Supplied text section start

News from the Field


Toby Wikström

Searching for Clues in the Parisian Archives


Toby Wikström
Assistant Professor
Department of French & Italian

Literary scholars are often compared to detectives. Much like Agatha Christie’s Miss Marple or Stieg Larsson’s Mikael Blomkvist try to decipher enigmatic clues to solve mysteries, researchers in literature grapple with ambiguous texts, examining their narrative structure and figurative language closely for clues that will help unveil their hidden meaning. Scholars who work on the literature of older periods often attempt to crack the mysteries of literary texts not only through careful analysis, but also by hunting for clues about those same texts in historical archives. That is exactly what I had the fortune to do during my 2015-2016 research leave. Thanks to the generous support of the School of Liberal Arts, the Lurcy Foundation and the Louisiana Board of Regents’ ATLAS program, I was able to spend the first months of my leave huddled under the green lamps of the silent reading rooms of Parisian archives, tracking down rare documents from the seventeenth century that would shed light on the ambiguities in the plays I discuss in my book manuscript in progress, All the World’s a Stage: Performing Globalization in Early Modern France.

In this book I explore the ways in which French seventeenth-century playwrights represented the growing interaction of different parts of the world during the early modern era. As I struggled to decipher these authors’ supremely ambiguous plays for the different chapters of my book, I realized that I had to delve deep into the dramas’ historical context; it was there that I might find the keys to unlocking their difficulties. This realization pointed me in the direction of the National Archives in Paris, fittingly located in the historical Marais neighborhood which is as much a product of the 1600s as are the plays I discuss in my book.

At the National Archives I searched for clues about French attitudes towards slavery in the seventeenth century, attitudes that would help me better understand the representation of servitude in plays like the anonymous tragedy of The Cruel Moor and Molière’s comedy-ballet The Sicilian. While dissecting these plays either criticizing Spanish slaveholding or celebrating the French use of slaves, I had been haunted repeatedly by a particular question: How could the French reconcile their own enslavement of North Africans and sub-Saharan Africans with their own long-standing domestic ban on slavery? My search led me to a number of documents, including a supremely fraught attempt by the French Minister of the Navy to justify the nominally illegal presence of North African slave rowers in Marseille and aboard navy ships by observing that the navy had bought them at slave markets abroad where such practices were illegal. Still other documents I found blithely discussed the use of sub-Saharan African slaves in Mediterranean ports and on navy vessels.

Supplied text section end
Dataset extract section start

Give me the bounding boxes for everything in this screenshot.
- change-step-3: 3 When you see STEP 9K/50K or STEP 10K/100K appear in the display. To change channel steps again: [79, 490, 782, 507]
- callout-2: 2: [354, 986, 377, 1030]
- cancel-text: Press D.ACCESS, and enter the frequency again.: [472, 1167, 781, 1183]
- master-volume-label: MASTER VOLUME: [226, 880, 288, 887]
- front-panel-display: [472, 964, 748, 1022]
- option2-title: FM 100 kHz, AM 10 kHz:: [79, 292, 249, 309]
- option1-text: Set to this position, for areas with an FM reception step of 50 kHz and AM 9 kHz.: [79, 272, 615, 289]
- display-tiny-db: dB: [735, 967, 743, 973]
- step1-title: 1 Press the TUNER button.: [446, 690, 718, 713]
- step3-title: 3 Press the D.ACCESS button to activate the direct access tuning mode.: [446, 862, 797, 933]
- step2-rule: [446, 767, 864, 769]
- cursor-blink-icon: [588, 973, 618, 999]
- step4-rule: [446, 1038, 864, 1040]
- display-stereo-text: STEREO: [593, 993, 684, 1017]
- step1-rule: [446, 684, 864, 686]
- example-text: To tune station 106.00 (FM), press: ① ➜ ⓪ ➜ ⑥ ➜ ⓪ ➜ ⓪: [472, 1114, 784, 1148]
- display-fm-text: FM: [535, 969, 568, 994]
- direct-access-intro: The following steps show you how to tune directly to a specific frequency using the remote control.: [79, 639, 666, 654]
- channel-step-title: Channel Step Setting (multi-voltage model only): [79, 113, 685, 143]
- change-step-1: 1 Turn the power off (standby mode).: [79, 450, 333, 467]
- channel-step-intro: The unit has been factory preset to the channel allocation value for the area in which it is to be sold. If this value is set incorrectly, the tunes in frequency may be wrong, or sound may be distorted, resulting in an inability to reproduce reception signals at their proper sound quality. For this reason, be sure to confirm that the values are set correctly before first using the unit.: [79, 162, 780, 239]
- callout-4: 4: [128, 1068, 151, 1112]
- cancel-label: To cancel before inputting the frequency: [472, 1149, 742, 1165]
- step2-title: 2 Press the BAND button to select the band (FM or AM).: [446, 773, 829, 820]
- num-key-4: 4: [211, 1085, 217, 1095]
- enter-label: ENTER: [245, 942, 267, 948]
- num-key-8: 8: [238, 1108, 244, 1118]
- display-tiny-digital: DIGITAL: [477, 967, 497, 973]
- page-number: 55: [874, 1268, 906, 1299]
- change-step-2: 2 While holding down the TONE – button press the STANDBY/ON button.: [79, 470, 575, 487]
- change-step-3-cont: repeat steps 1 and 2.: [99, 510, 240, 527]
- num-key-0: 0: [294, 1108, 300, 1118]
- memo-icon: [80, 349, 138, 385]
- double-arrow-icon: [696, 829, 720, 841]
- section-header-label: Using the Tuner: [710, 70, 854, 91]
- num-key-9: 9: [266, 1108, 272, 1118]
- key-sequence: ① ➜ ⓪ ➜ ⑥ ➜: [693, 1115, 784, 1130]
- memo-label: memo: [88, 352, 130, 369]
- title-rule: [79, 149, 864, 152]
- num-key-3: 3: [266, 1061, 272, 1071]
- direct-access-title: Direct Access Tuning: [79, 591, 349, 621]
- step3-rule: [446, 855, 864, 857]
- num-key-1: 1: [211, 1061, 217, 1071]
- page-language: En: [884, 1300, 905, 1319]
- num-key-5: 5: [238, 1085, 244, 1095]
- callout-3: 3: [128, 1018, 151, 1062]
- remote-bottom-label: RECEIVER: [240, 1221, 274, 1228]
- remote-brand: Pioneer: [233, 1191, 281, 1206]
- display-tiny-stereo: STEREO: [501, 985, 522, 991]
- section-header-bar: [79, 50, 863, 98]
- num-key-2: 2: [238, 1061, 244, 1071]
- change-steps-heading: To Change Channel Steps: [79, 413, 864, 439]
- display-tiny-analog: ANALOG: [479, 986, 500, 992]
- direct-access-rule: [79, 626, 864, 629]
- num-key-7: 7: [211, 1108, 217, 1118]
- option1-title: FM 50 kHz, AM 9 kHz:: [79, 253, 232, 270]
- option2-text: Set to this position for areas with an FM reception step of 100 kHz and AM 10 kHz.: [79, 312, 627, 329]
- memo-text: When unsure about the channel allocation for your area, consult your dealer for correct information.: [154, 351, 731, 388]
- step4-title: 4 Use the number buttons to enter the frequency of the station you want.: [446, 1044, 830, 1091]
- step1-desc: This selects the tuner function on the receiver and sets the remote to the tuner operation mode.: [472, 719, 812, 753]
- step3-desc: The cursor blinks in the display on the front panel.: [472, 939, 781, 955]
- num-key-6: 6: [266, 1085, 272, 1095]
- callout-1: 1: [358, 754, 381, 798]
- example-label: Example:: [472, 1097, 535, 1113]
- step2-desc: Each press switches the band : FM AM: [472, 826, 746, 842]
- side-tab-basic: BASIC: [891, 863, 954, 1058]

Dataset extract section end

→ What this task involves
According to the text on the Parisian archives, in which Paris neighborhood are the National Archives located?

→ Exercise solution
The historical Marais neighborhood.